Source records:
>>>>

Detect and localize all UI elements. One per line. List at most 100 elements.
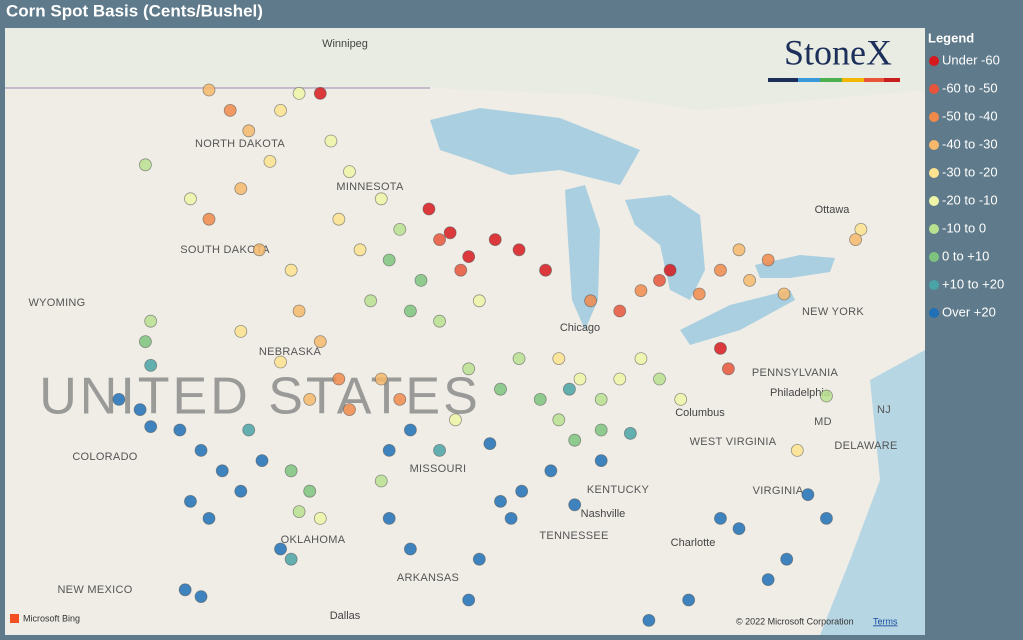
map-label: Dallas: [330, 610, 361, 622]
basis-point: [594, 392, 608, 406]
basis-point: [332, 372, 346, 386]
legend-swatch: [929, 168, 939, 178]
basis-point: [714, 341, 727, 355]
basis-point: [284, 464, 298, 478]
basis-point: [449, 413, 462, 427]
basis-point: [144, 420, 158, 434]
legend-swatch: [929, 224, 939, 234]
map-label: NEW MEXICO: [57, 584, 132, 596]
basis-point: [234, 484, 248, 498]
basis-point: [761, 253, 775, 267]
legend-label: Under -60: [942, 52, 1000, 67]
basis-point: [144, 314, 158, 328]
basis-point: [313, 335, 327, 349]
basis-point: [184, 192, 197, 206]
map-label: MD: [814, 416, 832, 428]
basis-point: [512, 352, 526, 366]
basis-point: [761, 573, 775, 586]
basis-point: [353, 243, 367, 257]
basis-point: [544, 464, 558, 478]
map-label: MINNESOTA: [336, 181, 404, 193]
map-label: OKLAHOMA: [281, 534, 346, 546]
basis-point: [138, 335, 152, 349]
basis-point: [215, 464, 229, 478]
map-label: NEW YORK: [802, 306, 864, 318]
map-label: NEBRASKA: [259, 346, 322, 358]
basis-point: [324, 134, 338, 148]
basis-point: [252, 243, 266, 257]
map-label: Ottawa: [815, 204, 851, 216]
basis-point: [462, 250, 476, 264]
basis-point: [414, 273, 428, 287]
map: [5, 28, 925, 635]
basis-point: [223, 104, 237, 117]
basis-point: [504, 512, 518, 525]
basis-point: [292, 87, 306, 100]
basis-point: [515, 484, 529, 498]
basis-point: [202, 212, 216, 226]
map-label: Charlotte: [671, 537, 716, 549]
basis-point: [364, 294, 378, 308]
basis-point: [263, 154, 277, 168]
basis-point: [274, 355, 287, 369]
basis-point: [433, 314, 446, 328]
map-label: MISSOURI: [410, 463, 467, 475]
basis-point: [732, 243, 746, 257]
map-label: Philadelphia: [770, 387, 831, 399]
map-label: KENTUCKY: [587, 484, 650, 496]
canada-area: [5, 28, 925, 110]
basis-point: [422, 202, 436, 216]
basis-point: [642, 614, 656, 627]
legend-label: Over +20: [942, 304, 996, 319]
basis-point: [634, 352, 648, 366]
basis-point: [462, 362, 476, 376]
lake-superior: [430, 108, 640, 185]
basis-point: [777, 287, 791, 301]
lake-erie: [680, 290, 795, 345]
basis-point: [393, 392, 407, 406]
basis-point: [144, 358, 158, 372]
basis-point: [584, 294, 597, 308]
basis-point: [483, 437, 497, 451]
basis-point: [242, 423, 256, 437]
map-label: NORTH DAKOTA: [195, 138, 285, 150]
basis-point: [303, 484, 317, 498]
basis-point: [403, 423, 417, 437]
basis-point: [854, 222, 868, 236]
basis-point: [284, 263, 298, 277]
legend-label: -40 to -30: [942, 136, 998, 151]
basis-point: [202, 83, 216, 97]
basis-point: [663, 263, 677, 277]
basis-point: [494, 382, 507, 396]
logo-bar: [884, 78, 900, 82]
basis-point: [332, 212, 346, 226]
basis-point: [178, 583, 192, 597]
map-label: WYOMING: [28, 297, 85, 309]
basis-point: [374, 372, 388, 386]
basis-point: [594, 454, 608, 468]
basis-point: [533, 392, 547, 406]
map-label: COLORADO: [72, 451, 137, 463]
logo: StoneX: [768, 32, 900, 82]
points: [112, 83, 868, 627]
basis-point: [594, 423, 608, 437]
basis-point: [472, 294, 486, 308]
basis-point: [403, 304, 417, 318]
legend: Under -60 -60 to -50 -50 to -40 -40 to -30 -…: [929, 52, 1004, 319]
map-label: UNITED STATES: [39, 368, 481, 426]
basis-point: [194, 443, 208, 457]
basis-point: [732, 522, 746, 535]
terms-link[interactable]: Terms: [873, 616, 898, 626]
basis-point: [494, 494, 507, 508]
basis-point: [613, 372, 627, 386]
legend-swatch: [929, 308, 939, 318]
legend-swatch: [929, 196, 939, 206]
basis-point: [820, 512, 833, 525]
basis-point: [382, 253, 396, 267]
map-label: TENNESSEE: [539, 530, 608, 542]
basis-point: [563, 382, 576, 396]
legend-swatch: [929, 56, 939, 66]
basis-point: [292, 304, 306, 318]
logo-bar: [798, 78, 820, 82]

<<<<

TASK PROMPT:
Rewrite every line of the material above as a numbered list, skipping blank lines. Leave the picture out of your answer.

THE REPLY:
1. Detect and localize all UI elements. One per line. List at most 100 elements.
2. map-label: Dallas: [330, 610, 361, 622]
3. basis-point: [594, 392, 608, 406]
4. basis-point: [332, 372, 346, 386]
5. legend-swatch: [929, 168, 939, 178]
6. basis-point: [714, 341, 727, 355]
7. basis-point: [284, 464, 298, 478]
8. basis-point: [449, 413, 462, 427]
9. basis-point: [144, 420, 158, 434]
10. legend-swatch: [929, 224, 939, 234]
11. map-label: NEW MEXICO: [57, 584, 132, 596]
12. basis-point: [234, 484, 248, 498]
13. basis-point: [761, 253, 775, 267]
14. legend-label: Under -60: [942, 52, 1000, 67]
15. basis-point: [144, 314, 158, 328]
16. basis-point: [313, 335, 327, 349]
17. basis-point: [184, 192, 197, 206]
18. map-label: MD: [814, 416, 832, 428]
19. basis-point: [512, 352, 526, 366]
20. basis-point: [761, 573, 775, 586]
21. basis-point: [353, 243, 367, 257]
22. basis-point: [544, 464, 558, 478]
23. map-label: MINNESOTA: [336, 181, 404, 193]
24. map-label: OKLAHOMA: [281, 534, 346, 546]
25. basis-point: [138, 335, 152, 349]
26. basis-point: [215, 464, 229, 478]
27. map-label: NEW YORK: [802, 306, 864, 318]
28. map-label: NEBRASKA: [259, 346, 322, 358]
29. basis-point: [324, 134, 338, 148]
30. basis-point: [252, 243, 266, 257]
31. map-label: Ottawa: [815, 204, 851, 216]
32. basis-point: [462, 250, 476, 264]
33. basis-point: [414, 273, 428, 287]
34. map: [5, 28, 925, 635]
35. basis-point: [223, 104, 237, 117]
36. basis-point: [504, 512, 518, 525]
37. basis-point: [292, 87, 306, 100]
38. basis-point: [515, 484, 529, 498]
39. basis-point: [202, 212, 216, 226]
40. map-label: Charlotte: [671, 537, 716, 549]
41. basis-point: [364, 294, 378, 308]
42. basis-point: [263, 154, 277, 168]
43. basis-point: [274, 355, 287, 369]
44. basis-point: [433, 314, 446, 328]
45. map-label: MISSOURI: [410, 463, 467, 475]
46. basis-point: [732, 243, 746, 257]
47. map-label: Philadelphia: [770, 387, 831, 399]
48. map-label: KENTUCKY: [587, 484, 650, 496]
49. canada-area: [5, 28, 925, 110]
50. basis-point: [422, 202, 436, 216]
51. basis-point: [642, 614, 656, 627]
52. legend-label: Over +20: [942, 304, 996, 319]
53. basis-point: [634, 352, 648, 366]
54. basis-point: [462, 362, 476, 376]
55. lake-superior: [430, 108, 640, 185]
56. basis-point: [777, 287, 791, 301]
57. lake-erie: [680, 290, 795, 345]
58. basis-point: [393, 392, 407, 406]
59. basis-point: [144, 358, 158, 372]
60. basis-point: [584, 294, 597, 308]
61. basis-point: [483, 437, 497, 451]
62. basis-point: [242, 423, 256, 437]
63. map-label: NORTH DAKOTA: [195, 138, 285, 150]
64. basis-point: [303, 484, 317, 498]
65. basis-point: [403, 423, 417, 437]
66. basis-point: [854, 222, 868, 236]
67. basis-point: [284, 263, 298, 277]
68. legend-label: -40 to -30: [942, 136, 998, 151]
69. basis-point: [202, 83, 216, 97]
70. basis-point: [663, 263, 677, 277]
71. basis-point: [494, 382, 507, 396]
72. logo-bar: [884, 78, 900, 82]
73. basis-point: [332, 212, 346, 226]
74. basis-point: [178, 583, 192, 597]
75. map-label: WYOMING: [28, 297, 85, 309]
76. basis-point: [374, 372, 388, 386]
77. basis-point: [594, 454, 608, 468]
78. basis-point: [533, 392, 547, 406]
79. map-label: COLORADO: [72, 451, 137, 463]
80. logo: StoneX: [768, 32, 900, 82]
81. points: [112, 83, 868, 627]
82. basis-point: [594, 423, 608, 437]
83. basis-point: [472, 294, 486, 308]
84. basis-point: [403, 304, 417, 318]
85. legend: Under -60 -60 to -50 -50 to -40 -40 to -30 -…: [929, 52, 1004, 319]
86. map-label: UNITED STATES: [39, 368, 481, 426]
87. basis-point: [194, 443, 208, 457]
88. basis-point: [732, 522, 746, 535]
89. terms-link[interactable]: Terms: [873, 616, 898, 626]
90. basis-point: [494, 494, 507, 508]
91. basis-point: [613, 372, 627, 386]
92. legend-swatch: [929, 308, 939, 318]
93. legend-swatch: [929, 196, 939, 206]
94. basis-point: [820, 512, 833, 525]
95. basis-point: [382, 253, 396, 267]
96. map-label: TENNESSEE: [539, 530, 608, 542]
97. basis-point: [563, 382, 576, 396]
98. legend-swatch: [929, 56, 939, 66]
99. basis-point: [292, 304, 306, 318]
100. logo-bar: [798, 78, 820, 82]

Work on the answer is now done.